> _Stated task_: Begin with the line containing "Transcribe this image's" and copy each line exactly through the last line of the entries, inclusive.

■ ■ ■

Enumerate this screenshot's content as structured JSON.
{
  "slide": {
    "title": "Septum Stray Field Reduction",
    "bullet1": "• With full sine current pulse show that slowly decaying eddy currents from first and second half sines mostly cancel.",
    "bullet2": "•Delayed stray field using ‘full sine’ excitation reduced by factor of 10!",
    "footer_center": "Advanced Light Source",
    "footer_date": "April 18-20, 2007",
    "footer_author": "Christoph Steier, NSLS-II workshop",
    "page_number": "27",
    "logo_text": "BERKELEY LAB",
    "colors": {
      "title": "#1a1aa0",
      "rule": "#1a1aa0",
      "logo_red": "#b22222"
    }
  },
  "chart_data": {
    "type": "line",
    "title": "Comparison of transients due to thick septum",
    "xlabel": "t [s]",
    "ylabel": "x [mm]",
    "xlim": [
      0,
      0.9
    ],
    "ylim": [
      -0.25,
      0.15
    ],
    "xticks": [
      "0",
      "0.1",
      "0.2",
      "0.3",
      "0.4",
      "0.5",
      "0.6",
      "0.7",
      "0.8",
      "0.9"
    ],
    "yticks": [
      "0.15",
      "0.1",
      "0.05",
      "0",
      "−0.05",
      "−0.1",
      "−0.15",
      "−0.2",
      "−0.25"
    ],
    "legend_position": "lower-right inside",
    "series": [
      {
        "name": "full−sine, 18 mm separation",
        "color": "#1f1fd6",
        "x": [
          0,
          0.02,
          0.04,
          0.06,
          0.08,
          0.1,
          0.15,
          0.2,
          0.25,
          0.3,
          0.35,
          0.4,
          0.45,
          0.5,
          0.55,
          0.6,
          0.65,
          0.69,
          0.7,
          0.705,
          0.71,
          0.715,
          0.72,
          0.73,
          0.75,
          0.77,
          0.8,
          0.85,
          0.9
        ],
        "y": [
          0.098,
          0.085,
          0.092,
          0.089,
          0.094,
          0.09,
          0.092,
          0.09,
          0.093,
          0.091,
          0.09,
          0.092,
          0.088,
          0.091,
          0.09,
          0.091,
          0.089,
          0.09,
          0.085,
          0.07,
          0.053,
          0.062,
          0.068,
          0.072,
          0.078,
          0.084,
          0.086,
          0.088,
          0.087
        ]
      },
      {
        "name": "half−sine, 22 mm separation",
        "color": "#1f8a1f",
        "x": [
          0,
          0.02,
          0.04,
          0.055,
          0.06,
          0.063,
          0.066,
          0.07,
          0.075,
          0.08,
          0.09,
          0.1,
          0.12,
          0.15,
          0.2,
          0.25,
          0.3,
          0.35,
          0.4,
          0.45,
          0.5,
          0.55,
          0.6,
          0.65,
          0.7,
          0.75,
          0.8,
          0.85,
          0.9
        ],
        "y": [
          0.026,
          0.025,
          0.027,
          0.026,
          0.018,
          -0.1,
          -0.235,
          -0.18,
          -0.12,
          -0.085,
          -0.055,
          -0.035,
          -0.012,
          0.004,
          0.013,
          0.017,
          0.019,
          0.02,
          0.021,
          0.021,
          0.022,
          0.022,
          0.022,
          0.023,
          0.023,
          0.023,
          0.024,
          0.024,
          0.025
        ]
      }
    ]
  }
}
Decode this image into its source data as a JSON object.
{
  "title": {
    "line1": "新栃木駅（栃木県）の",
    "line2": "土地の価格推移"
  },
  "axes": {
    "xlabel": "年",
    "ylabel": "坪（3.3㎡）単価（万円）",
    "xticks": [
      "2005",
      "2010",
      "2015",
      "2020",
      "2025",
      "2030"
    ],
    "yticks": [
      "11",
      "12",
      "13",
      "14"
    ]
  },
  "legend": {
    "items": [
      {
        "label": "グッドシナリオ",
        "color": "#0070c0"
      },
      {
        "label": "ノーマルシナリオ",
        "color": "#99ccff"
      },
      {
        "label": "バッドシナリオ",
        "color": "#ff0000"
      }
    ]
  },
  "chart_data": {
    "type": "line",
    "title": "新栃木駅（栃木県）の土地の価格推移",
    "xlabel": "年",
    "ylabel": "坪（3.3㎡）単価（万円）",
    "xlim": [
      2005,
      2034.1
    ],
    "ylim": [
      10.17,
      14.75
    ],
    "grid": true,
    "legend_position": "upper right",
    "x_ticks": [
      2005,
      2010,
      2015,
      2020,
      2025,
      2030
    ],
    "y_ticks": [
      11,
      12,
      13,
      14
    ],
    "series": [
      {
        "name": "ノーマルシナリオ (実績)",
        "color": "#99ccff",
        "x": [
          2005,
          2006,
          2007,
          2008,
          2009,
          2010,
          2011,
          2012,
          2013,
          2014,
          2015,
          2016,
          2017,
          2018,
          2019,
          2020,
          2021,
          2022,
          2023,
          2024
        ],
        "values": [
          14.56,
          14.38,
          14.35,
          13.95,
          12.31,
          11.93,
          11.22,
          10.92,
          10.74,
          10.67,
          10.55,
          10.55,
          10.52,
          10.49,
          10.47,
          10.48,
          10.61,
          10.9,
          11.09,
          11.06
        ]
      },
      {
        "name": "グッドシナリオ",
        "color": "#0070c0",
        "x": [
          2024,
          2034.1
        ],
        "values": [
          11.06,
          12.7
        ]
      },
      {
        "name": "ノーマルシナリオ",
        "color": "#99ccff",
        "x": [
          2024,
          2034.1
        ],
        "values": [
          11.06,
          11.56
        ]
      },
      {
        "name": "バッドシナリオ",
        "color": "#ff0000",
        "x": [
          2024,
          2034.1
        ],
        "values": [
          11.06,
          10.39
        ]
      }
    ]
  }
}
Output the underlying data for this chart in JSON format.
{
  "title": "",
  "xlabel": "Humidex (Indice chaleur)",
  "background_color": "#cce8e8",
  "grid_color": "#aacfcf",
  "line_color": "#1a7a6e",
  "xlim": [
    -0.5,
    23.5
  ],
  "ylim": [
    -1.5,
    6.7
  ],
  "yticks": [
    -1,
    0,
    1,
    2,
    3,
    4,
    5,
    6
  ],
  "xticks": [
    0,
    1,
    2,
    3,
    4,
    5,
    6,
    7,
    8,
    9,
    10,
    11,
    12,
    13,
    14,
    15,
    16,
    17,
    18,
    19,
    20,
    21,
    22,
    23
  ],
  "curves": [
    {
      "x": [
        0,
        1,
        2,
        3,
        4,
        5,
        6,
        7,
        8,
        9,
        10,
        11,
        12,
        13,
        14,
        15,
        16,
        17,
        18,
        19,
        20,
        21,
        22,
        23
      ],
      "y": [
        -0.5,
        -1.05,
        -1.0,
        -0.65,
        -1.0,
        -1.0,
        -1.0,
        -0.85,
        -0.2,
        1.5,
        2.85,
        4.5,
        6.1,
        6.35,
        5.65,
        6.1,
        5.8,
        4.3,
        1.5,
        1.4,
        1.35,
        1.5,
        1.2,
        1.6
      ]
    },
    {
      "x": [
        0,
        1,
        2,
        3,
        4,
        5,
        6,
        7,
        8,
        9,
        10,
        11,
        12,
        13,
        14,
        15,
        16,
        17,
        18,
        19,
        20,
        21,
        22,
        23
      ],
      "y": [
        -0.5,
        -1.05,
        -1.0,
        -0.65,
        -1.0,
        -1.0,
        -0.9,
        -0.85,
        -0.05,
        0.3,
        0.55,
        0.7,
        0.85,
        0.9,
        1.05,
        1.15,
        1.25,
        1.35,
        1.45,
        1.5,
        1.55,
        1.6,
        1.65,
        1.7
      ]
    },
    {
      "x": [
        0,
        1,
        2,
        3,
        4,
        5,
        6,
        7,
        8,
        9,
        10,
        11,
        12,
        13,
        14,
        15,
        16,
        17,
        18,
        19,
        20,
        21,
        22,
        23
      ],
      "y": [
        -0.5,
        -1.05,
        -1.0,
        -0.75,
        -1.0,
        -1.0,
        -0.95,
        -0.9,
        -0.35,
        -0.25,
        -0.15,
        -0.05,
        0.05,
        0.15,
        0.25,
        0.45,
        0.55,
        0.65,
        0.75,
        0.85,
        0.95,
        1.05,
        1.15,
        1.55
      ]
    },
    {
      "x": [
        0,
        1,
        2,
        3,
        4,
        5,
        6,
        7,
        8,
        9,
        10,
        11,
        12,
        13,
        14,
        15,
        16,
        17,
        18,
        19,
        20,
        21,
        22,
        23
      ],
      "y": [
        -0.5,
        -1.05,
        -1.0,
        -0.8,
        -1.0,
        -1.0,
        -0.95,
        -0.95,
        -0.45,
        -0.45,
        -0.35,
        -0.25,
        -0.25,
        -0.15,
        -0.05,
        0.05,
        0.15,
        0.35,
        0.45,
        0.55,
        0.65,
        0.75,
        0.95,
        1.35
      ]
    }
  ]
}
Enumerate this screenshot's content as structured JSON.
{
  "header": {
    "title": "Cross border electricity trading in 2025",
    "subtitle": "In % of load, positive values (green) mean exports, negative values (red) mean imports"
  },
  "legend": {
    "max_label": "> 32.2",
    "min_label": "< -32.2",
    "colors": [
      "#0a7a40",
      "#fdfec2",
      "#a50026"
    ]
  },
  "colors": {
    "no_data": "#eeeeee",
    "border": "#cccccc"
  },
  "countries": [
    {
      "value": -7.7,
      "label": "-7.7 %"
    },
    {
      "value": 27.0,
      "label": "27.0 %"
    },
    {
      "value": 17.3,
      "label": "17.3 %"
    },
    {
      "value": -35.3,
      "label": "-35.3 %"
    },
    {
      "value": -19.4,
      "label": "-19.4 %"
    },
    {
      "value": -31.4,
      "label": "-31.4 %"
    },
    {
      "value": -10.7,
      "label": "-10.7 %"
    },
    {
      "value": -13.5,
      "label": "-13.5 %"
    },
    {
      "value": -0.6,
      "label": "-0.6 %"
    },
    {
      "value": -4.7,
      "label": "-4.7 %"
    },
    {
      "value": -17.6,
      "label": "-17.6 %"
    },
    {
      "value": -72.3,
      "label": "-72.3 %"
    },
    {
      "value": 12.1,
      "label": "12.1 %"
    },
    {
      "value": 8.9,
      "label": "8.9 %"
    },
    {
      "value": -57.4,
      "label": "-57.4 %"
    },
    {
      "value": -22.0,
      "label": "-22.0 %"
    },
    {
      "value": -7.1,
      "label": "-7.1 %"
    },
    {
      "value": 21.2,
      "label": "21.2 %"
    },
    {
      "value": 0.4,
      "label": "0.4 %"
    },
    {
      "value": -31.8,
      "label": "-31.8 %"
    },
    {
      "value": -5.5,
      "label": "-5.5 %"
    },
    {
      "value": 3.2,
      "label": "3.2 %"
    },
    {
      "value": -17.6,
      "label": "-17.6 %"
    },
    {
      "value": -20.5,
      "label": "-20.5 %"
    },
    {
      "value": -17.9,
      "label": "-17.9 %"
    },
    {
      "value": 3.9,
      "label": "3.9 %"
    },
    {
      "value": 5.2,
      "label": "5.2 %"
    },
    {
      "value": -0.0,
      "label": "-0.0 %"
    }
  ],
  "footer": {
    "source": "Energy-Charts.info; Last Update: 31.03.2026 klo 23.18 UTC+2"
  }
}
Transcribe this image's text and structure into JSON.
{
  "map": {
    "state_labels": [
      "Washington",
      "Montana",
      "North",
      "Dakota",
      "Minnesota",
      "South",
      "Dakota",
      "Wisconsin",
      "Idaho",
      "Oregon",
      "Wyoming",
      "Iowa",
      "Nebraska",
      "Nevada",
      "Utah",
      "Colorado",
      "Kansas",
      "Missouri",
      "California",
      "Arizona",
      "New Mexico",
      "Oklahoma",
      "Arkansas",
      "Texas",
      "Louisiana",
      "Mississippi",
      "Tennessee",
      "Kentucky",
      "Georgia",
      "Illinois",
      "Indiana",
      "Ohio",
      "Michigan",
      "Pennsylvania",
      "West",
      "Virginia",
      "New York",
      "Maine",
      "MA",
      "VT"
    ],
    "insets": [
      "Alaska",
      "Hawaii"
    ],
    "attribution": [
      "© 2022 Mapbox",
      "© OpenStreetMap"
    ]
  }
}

■ ■ ■

> _Solution below_:
Transcribe this image's text and structure into JSON.
{
  "map": {
    "state_labels": [
      "Washington",
      "Montana",
      "North",
      "Dakota",
      "Minnesota",
      "South",
      "Dakota",
      "Wisconsin",
      "Idaho",
      "Oregon",
      "Wyoming",
      "Iowa",
      "Nebraska",
      "Nevada",
      "Utah",
      "Colorado",
      "Kansas",
      "Missouri",
      "California",
      "Arizona",
      "New Mexico",
      "Oklahoma",
      "Arkansas",
      "Texas",
      "Louisiana",
      "Mississippi",
      "Tennessee",
      "Kentucky",
      "Georgia",
      "Illinois",
      "Indiana",
      "Ohio",
      "Michigan",
      "Pennsylvania",
      "West",
      "Virginia",
      "New York",
      "Maine",
      "MA",
      "VT"
    ],
    "insets": [
      "Alaska",
      "Hawaii"
    ],
    "attribution": [
      "© 2022 Mapbox",
      "© OpenStreetMap"
    ]
  }
}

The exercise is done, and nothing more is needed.